Filter the entries, keeping every line with the word "Hummus".

----

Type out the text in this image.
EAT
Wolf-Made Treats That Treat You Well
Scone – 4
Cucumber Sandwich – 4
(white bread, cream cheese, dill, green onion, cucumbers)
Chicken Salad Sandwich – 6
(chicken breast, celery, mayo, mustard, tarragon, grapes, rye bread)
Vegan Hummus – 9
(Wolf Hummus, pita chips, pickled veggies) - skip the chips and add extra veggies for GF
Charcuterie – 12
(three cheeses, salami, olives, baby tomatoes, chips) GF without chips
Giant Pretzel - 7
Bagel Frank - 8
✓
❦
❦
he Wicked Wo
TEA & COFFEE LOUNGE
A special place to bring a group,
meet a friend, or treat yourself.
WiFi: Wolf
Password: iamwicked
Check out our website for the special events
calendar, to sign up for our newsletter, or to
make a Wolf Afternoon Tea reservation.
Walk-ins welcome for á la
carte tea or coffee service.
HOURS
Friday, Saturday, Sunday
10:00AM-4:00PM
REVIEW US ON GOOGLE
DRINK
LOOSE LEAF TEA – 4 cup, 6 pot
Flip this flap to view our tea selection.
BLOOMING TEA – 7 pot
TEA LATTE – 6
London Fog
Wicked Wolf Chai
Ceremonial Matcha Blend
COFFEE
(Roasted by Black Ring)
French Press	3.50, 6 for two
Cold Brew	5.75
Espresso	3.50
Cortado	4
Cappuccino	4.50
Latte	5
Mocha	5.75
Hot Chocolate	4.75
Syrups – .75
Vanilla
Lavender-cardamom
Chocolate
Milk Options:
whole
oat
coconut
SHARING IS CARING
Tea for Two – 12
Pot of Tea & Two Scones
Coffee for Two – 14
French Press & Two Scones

----

THE RESULT:
Vegan Hummus – 9
(Wolf Hummus, pita chips, pickled veggies) - skip the chips and add extra veggies for GF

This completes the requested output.